### Work instructions:
Below are some records. Copy every line in them that holds "detached".

### Dataset records:
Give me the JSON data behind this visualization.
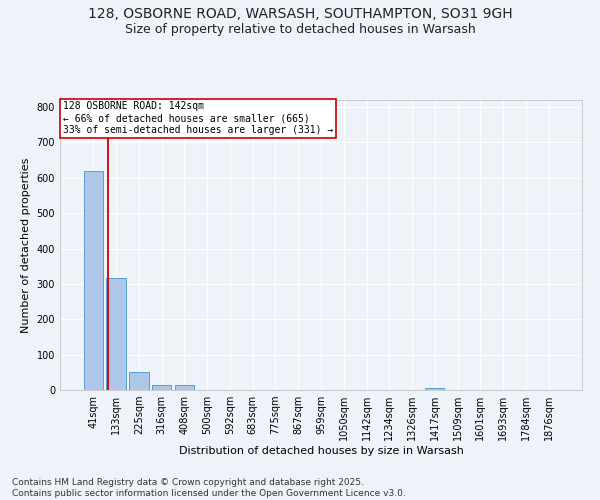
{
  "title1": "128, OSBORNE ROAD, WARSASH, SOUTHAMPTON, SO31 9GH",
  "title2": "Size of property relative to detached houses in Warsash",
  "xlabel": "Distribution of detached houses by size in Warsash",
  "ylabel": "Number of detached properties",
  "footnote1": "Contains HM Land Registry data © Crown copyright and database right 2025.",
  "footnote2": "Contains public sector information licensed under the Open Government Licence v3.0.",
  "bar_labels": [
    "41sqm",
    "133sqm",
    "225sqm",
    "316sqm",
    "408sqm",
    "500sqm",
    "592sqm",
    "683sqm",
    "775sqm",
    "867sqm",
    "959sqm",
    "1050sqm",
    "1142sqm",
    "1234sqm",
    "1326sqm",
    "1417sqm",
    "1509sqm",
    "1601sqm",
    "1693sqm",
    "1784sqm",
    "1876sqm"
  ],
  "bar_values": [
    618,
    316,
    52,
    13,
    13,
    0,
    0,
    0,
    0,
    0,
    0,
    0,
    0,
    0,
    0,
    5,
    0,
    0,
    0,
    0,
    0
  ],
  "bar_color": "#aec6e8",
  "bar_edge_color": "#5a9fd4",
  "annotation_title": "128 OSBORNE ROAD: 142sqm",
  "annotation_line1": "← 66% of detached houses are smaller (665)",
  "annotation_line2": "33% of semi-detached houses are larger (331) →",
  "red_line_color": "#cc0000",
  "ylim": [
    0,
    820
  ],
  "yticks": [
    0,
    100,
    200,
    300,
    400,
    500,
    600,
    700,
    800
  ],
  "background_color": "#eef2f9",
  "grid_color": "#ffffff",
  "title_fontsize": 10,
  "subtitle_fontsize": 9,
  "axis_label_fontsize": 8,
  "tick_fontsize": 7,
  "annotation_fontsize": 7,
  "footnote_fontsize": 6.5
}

--

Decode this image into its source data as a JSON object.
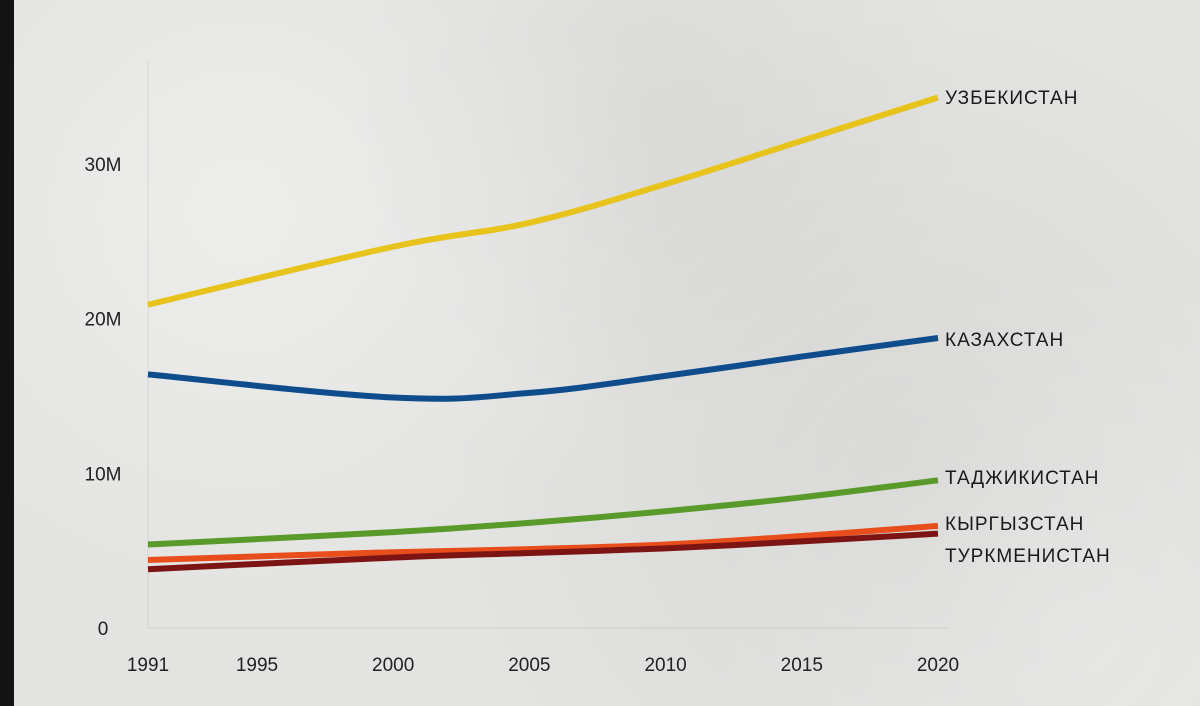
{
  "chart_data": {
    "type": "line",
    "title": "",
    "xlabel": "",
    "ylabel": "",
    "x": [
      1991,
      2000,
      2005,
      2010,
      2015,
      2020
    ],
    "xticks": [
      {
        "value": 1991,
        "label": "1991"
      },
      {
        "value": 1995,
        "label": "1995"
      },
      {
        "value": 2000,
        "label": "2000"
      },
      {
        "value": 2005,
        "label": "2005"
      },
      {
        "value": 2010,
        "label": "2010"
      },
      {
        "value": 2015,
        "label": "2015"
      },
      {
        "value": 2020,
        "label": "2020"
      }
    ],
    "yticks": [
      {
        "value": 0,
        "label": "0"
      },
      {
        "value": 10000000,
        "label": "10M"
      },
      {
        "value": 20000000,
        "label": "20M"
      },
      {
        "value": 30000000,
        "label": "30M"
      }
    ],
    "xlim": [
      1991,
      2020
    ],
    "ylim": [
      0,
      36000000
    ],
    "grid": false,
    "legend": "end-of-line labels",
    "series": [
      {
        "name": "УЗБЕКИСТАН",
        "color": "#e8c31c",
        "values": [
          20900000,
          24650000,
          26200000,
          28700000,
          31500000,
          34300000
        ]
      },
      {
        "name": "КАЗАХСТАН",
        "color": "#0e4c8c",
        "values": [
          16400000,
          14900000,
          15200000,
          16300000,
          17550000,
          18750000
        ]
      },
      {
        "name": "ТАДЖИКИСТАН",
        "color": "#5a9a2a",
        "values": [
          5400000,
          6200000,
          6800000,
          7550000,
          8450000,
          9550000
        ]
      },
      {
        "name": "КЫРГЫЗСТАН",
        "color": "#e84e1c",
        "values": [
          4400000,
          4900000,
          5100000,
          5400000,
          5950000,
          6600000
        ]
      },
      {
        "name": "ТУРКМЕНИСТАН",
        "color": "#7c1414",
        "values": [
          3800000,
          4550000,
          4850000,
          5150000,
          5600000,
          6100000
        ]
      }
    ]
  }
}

==

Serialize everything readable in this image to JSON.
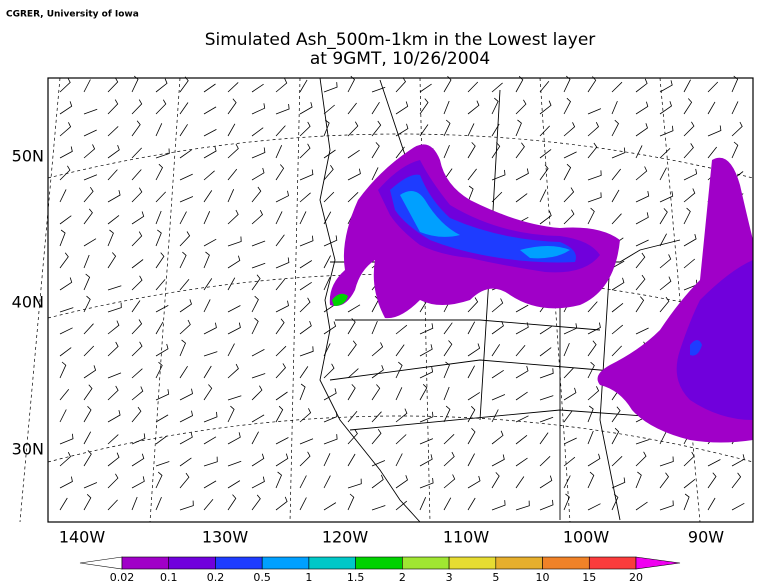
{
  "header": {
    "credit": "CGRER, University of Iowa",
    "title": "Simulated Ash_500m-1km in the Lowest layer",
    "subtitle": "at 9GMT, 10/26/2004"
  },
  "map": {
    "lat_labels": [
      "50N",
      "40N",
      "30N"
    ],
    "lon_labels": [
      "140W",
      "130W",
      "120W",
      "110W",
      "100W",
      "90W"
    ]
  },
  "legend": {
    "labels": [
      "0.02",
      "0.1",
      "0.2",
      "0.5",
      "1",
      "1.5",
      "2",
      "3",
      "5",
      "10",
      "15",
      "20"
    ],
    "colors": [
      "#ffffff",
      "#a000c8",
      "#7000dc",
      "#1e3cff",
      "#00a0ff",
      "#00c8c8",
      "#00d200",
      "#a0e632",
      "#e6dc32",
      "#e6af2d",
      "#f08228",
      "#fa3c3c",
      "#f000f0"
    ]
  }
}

### Solution to the problem:
  "title2": "Size of property relative to detached houses in Warsash",
  "xlabel": "Distribution of detached houses by size in Warsash",
  "ylabel": "Number of detached properties",
  "annotation_line1": "← 66% of detached houses are smaller (665)",
  "annotation_line2": "33% of semi-detached houses are larger (331) →",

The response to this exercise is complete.